• Directive
Retype each entry below exactly as it stands.

─── Recorded data ───

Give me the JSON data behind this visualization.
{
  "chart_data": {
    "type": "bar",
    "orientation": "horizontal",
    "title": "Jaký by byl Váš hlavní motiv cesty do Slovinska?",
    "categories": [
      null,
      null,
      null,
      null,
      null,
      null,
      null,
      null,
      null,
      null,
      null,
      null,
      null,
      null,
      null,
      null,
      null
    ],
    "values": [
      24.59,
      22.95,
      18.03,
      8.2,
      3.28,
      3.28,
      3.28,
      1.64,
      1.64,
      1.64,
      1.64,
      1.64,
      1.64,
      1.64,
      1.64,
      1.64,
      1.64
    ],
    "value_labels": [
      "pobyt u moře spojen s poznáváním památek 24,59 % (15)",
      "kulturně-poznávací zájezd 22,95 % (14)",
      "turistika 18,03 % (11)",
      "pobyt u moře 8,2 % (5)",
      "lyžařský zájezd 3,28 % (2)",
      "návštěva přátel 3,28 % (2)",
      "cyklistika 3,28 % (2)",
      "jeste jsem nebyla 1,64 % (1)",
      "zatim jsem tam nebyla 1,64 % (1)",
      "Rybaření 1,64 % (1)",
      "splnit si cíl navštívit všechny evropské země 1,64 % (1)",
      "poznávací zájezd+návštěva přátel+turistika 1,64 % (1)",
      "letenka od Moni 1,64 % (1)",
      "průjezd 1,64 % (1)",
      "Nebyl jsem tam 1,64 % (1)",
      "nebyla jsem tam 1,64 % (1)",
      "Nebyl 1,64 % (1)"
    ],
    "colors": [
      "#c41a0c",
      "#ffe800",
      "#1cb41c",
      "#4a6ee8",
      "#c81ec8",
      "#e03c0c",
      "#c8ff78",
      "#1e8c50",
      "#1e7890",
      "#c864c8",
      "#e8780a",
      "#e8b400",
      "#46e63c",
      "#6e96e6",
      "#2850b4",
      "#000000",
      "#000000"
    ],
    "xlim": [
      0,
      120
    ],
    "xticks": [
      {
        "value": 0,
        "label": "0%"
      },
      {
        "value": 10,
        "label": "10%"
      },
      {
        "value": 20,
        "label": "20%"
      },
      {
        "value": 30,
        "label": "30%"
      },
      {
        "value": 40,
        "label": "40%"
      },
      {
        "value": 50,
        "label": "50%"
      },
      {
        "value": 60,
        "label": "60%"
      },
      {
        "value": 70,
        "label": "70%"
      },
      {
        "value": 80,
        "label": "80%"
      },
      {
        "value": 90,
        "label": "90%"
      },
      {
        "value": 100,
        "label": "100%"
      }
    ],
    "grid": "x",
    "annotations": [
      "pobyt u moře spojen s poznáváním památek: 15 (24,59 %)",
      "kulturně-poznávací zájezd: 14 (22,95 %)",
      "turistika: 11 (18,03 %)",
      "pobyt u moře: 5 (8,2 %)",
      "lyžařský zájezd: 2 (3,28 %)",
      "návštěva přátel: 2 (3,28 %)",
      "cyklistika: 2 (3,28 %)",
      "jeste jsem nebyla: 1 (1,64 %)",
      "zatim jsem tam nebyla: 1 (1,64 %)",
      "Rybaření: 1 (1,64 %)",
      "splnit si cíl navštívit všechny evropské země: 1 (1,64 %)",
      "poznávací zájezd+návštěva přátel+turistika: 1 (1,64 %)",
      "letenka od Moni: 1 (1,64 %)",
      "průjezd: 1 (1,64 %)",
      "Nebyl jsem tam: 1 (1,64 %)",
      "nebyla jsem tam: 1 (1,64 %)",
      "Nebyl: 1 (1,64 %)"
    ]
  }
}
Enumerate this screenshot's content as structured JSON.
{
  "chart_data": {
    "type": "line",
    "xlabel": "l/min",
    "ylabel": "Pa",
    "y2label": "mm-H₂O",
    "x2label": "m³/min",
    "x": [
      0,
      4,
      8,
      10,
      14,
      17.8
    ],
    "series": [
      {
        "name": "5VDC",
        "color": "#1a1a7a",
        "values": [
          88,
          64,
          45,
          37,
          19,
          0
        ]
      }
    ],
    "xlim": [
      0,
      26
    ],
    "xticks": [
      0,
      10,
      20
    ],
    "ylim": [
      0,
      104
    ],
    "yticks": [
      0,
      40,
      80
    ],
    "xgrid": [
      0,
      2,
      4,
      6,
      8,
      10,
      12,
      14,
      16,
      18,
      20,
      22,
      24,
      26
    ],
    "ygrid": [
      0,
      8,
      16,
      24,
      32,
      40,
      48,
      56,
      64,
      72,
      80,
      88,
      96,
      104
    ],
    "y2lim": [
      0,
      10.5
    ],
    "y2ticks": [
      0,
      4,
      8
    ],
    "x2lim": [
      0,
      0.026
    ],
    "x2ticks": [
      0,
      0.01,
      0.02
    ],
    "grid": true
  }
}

───

• Exercise response
Give me the JSON data behind this visualization.
{
  "chart_data": {
    "type": "bar",
    "orientation": "horizontal",
    "title": "Jaký by byl Váš hlavní motiv cesty do Slovinska?",
    "categories": [
      null,
      null,
      null,
      null,
      null,
      null,
      null,
      null,
      null,
      null,
      null,
      null,
      null,
      null,
      null,
      null,
      null
    ],
    "values": [
      24.59,
      22.95,
      18.03,
      8.2,
      3.28,
      3.28,
      3.28,
      1.64,
      1.64,
      1.64,
      1.64,
      1.64,
      1.64,
      1.64,
      1.64,
      1.64,
      1.64
    ],
    "value_labels": [
      "pobyt u moře spojen s poznáváním památek 24,59 % (15)",
      "kulturně-poznávací zájezd 22,95 % (14)",
      "turistika 18,03 % (11)",
      "pobyt u moře 8,2 % (5)",
      "lyžařský zájezd 3,28 % (2)",
      "návštěva přátel 3,28 % (2)",
      "cyklistika 3,28 % (2)",
      "jeste jsem nebyla 1,64 % (1)",
      "zatim jsem tam nebyla 1,64 % (1)",
      "Rybaření 1,64 % (1)",
      "splnit si cíl navštívit všechny evropské země 1,64 % (1)",
      "poznávací zájezd+návštěva přátel+turistika 1,64 % (1)",
      "letenka od Moni 1,64 % (1)",
      "průjezd 1,64 % (1)",
      "Nebyl jsem tam 1,64 % (1)",
      "nebyla jsem tam 1,64 % (1)",
      "Nebyl 1,64 % (1)"
    ],
    "colors": [
      "#c41a0c",
      "#ffe800",
      "#1cb41c",
      "#4a6ee8",
      "#c81ec8",
      "#e03c0c",
      "#c8ff78",
      "#1e8c50",
      "#1e7890",
      "#c864c8",
      "#e8780a",
      "#e8b400",
      "#46e63c",
      "#6e96e6",
      "#2850b4",
      "#000000",
      "#000000"
    ],
    "xlim": [
      0,
      120
    ],
    "xticks": [
      {
        "value": 0,
        "label": "0%"
      },
      {
        "value": 10,
        "label": "10%"
      },
      {
        "value": 20,
        "label": "20%"
      },
      {
        "value": 30,
        "label": "30%"
      },
      {
        "value": 40,
        "label": "40%"
      },
      {
        "value": 50,
        "label": "50%"
      },
      {
        "value": 60,
        "label": "60%"
      },
      {
        "value": 70,
        "label": "70%"
      },
      {
        "value": 80,
        "label": "80%"
      },
      {
        "value": 90,
        "label": "90%"
      },
      {
        "value": 100,
        "label": "100%"
      }
    ],
    "grid": "x",
    "annotations": [
      "pobyt u moře spojen s poznáváním památek: 15 (24,59 %)",
      "kulturně-poznávací zájezd: 14 (22,95 %)",
      "turistika: 11 (18,03 %)",
      "pobyt u moře: 5 (8,2 %)",
      "lyžařský zájezd: 2 (3,28 %)",
      "návštěva přátel: 2 (3,28 %)",
      "cyklistika: 2 (3,28 %)",
      "jeste jsem nebyla: 1 (1,64 %)",
      "zatim jsem tam nebyla: 1 (1,64 %)",
      "Rybaření: 1 (1,64 %)",
      "splnit si cíl navštívit všechny evropské země: 1 (1,64 %)",
      "poznávací zájezd+návštěva přátel+turistika: 1 (1,64 %)",
      "letenka od Moni: 1 (1,64 %)",
      "průjezd: 1 (1,64 %)",
      "Nebyl jsem tam: 1 (1,64 %)",
      "nebyla jsem tam: 1 (1,64 %)",
      "Nebyl: 1 (1,64 %)"
    ]
  }
}
Enumerate this screenshot's content as structured JSON.
{
  "chart_data": {
    "type": "line",
    "xlabel": "l/min",
    "ylabel": "Pa",
    "y2label": "mm-H₂O",
    "x2label": "m³/min",
    "x": [
      0,
      4,
      8,
      10,
      14,
      17.8
    ],
    "series": [
      {
        "name": "5VDC",
        "color": "#1a1a7a",
        "values": [
          88,
          64,
          45,
          37,
          19,
          0
        ]
      }
    ],
    "xlim": [
      0,
      26
    ],
    "xticks": [
      0,
      10,
      20
    ],
    "ylim": [
      0,
      104
    ],
    "yticks": [
      0,
      40,
      80
    ],
    "xgrid": [
      0,
      2,
      4,
      6,
      8,
      10,
      12,
      14,
      16,
      18,
      20,
      22,
      24,
      26
    ],
    "ygrid": [
      0,
      8,
      16,
      24,
      32,
      40,
      48,
      56,
      64,
      72,
      80,
      88,
      96,
      104
    ],
    "y2lim": [
      0,
      10.5
    ],
    "y2ticks": [
      0,
      4,
      8
    ],
    "x2lim": [
      0,
      0.026
    ],
    "x2ticks": [
      0,
      0.01,
      0.02
    ],
    "grid": true
  }
}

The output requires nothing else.